== Problem description ==
Find the lines holding "净化网络社会文化环境" and copy them.

== Exercise material ==

───

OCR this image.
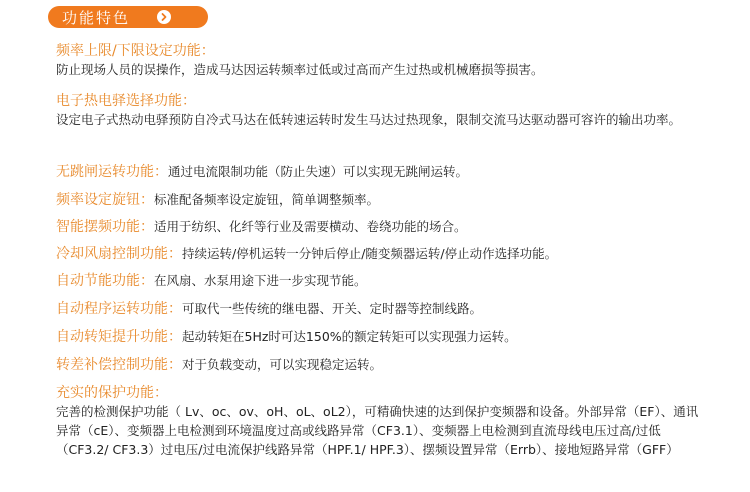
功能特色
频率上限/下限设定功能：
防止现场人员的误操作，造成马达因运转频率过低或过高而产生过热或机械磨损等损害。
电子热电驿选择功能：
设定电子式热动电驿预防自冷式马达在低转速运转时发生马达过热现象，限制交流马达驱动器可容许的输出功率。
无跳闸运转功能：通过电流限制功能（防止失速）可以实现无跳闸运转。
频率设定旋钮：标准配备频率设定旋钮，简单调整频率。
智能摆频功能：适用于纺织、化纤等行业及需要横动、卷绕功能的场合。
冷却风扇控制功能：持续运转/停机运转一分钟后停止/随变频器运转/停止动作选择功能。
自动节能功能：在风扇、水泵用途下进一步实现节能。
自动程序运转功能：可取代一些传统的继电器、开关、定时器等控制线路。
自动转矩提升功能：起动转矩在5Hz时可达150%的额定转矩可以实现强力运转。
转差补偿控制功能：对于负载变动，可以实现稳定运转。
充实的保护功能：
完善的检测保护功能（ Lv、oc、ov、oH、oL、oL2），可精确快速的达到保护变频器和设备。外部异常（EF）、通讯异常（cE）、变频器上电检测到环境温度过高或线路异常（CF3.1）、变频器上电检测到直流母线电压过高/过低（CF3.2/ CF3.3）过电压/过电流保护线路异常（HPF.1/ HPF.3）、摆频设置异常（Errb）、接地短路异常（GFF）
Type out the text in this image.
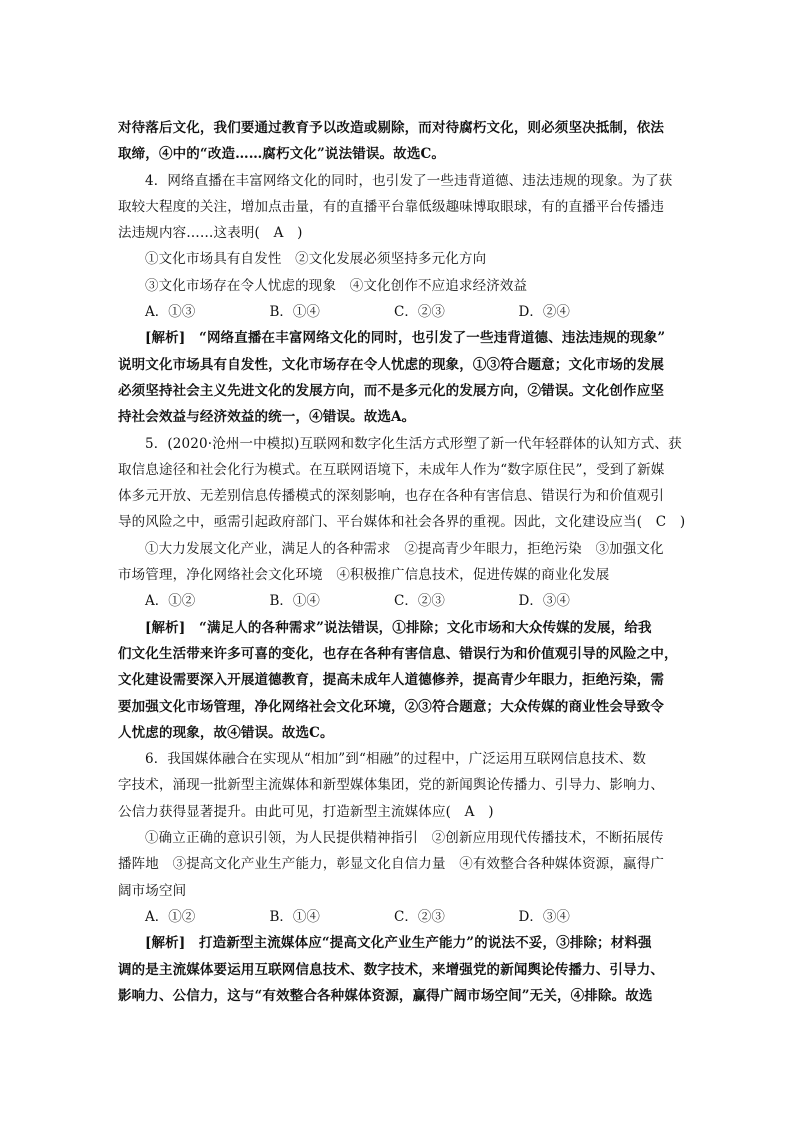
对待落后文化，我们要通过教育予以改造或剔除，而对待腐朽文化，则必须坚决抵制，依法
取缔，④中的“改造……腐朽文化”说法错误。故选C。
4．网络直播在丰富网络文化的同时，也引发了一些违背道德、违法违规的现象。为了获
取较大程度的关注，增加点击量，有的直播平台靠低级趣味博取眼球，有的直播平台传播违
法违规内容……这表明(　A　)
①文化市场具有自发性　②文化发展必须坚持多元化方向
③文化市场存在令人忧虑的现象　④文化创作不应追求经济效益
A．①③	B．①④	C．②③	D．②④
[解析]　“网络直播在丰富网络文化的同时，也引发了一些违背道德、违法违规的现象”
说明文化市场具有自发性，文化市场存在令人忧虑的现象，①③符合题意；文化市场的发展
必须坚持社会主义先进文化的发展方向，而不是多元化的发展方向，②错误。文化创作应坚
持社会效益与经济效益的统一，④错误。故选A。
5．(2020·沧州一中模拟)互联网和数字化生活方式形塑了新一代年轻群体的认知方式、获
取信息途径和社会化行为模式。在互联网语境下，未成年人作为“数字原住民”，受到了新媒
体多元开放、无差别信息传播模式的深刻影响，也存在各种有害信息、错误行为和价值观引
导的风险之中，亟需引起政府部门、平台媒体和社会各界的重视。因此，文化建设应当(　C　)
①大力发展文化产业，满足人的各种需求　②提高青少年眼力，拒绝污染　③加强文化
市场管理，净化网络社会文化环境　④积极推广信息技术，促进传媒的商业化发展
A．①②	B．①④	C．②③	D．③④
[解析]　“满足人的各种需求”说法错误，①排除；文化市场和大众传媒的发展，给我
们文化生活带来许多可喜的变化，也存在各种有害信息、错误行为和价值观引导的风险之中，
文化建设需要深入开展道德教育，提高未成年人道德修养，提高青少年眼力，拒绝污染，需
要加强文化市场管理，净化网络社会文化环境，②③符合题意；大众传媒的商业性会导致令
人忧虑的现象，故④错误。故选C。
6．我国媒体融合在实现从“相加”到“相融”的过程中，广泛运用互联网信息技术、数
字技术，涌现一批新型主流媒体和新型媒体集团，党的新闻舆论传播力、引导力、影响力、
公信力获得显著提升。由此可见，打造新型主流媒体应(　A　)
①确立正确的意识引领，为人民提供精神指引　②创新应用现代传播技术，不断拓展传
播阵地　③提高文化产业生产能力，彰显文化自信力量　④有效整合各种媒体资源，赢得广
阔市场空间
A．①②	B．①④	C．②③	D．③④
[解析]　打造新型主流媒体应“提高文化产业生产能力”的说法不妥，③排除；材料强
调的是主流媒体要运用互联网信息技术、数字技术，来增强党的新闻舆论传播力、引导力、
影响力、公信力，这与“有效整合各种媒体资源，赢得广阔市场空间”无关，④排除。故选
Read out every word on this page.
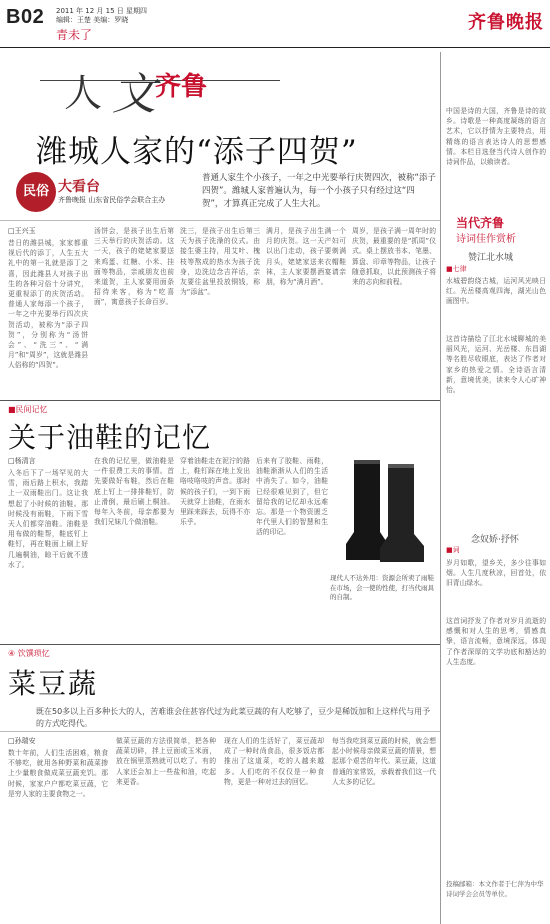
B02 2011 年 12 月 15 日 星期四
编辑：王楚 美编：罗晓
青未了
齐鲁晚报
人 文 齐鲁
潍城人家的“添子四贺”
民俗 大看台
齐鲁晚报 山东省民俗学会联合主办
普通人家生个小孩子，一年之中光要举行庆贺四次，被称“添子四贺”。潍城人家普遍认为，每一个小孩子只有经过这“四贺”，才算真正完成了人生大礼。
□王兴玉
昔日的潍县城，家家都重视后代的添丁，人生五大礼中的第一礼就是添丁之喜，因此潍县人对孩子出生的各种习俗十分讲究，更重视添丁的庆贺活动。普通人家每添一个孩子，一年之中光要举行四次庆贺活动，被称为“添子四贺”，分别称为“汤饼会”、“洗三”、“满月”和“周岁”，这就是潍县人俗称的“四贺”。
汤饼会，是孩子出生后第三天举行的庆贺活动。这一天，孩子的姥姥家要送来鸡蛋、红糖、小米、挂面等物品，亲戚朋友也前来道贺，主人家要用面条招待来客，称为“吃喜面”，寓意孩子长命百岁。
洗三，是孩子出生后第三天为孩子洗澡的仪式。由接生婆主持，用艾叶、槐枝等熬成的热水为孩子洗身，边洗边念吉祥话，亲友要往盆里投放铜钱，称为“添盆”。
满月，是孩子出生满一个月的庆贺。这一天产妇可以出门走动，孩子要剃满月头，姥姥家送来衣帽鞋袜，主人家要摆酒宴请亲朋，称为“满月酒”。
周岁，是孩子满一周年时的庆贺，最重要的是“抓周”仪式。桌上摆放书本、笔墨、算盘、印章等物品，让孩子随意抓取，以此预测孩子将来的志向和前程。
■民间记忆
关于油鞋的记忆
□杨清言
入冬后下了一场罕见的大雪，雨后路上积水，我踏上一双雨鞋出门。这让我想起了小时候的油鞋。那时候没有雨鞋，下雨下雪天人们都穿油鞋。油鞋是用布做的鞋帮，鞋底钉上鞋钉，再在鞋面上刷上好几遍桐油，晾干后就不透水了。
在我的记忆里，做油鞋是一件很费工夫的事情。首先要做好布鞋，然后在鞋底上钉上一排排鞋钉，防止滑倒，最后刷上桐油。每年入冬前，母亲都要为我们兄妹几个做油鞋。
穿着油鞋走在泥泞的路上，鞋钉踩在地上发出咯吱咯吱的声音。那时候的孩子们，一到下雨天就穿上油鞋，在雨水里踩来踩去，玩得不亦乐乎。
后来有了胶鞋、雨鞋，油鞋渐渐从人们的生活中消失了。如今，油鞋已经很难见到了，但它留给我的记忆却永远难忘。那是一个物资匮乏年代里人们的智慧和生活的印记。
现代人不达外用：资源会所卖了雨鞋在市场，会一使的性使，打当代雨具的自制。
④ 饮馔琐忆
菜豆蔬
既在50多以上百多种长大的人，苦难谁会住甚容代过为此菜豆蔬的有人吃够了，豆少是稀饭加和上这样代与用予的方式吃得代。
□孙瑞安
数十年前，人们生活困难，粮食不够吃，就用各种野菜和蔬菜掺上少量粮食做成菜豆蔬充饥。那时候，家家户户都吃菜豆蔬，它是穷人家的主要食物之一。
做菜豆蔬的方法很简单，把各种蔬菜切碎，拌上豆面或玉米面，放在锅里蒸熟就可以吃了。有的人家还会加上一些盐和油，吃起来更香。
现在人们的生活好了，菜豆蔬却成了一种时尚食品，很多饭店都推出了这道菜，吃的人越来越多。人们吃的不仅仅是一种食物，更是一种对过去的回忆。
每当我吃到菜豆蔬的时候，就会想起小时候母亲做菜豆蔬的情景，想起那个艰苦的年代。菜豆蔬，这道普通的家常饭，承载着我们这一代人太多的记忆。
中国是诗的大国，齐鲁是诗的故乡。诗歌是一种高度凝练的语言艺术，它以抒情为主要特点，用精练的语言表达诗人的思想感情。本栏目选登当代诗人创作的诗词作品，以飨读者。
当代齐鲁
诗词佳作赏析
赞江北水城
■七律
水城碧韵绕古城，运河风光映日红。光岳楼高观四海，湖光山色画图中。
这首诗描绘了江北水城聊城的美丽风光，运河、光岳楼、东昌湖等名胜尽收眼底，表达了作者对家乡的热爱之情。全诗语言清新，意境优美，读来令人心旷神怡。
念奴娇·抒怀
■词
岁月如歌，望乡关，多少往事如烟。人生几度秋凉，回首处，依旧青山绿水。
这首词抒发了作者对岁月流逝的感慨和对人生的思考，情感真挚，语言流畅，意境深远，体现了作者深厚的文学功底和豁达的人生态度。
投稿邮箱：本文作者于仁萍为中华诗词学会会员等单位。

───

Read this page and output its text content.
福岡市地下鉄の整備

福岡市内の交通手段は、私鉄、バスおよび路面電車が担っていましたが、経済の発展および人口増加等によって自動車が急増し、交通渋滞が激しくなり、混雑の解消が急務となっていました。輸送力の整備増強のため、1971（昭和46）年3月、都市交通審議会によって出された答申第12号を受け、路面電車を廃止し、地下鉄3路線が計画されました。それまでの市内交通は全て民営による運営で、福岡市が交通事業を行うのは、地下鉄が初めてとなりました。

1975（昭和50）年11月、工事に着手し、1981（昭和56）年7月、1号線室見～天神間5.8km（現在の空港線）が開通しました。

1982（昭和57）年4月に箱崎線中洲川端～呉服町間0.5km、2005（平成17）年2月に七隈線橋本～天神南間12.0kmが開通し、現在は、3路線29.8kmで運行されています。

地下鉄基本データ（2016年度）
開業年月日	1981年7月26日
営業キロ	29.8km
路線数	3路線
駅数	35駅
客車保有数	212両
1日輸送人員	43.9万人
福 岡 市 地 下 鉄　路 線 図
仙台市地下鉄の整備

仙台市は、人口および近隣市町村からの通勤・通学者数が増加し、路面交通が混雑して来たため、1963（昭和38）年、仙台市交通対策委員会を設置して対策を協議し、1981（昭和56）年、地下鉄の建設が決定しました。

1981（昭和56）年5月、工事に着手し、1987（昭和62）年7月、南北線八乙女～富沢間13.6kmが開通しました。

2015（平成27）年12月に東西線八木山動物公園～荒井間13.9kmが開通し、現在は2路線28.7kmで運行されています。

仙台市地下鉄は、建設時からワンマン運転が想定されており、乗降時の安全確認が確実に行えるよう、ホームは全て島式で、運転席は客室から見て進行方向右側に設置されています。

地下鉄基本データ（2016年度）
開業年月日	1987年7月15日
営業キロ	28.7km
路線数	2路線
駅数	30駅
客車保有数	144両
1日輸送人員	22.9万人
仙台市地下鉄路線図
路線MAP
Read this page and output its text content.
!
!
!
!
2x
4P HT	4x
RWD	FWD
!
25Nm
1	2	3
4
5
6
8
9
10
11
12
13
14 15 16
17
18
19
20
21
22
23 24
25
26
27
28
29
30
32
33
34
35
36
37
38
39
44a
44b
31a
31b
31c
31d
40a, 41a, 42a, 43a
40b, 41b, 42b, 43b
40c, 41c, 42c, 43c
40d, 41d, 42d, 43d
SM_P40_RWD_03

───

== Response to the task ==
市场管理，净化网络社会文化环境　④积极推广信息技术，促进传媒的商业化发展
要加强文化市场管理，净化网络社会文化环境，②③符合题意；大众传媒的商业性会导致令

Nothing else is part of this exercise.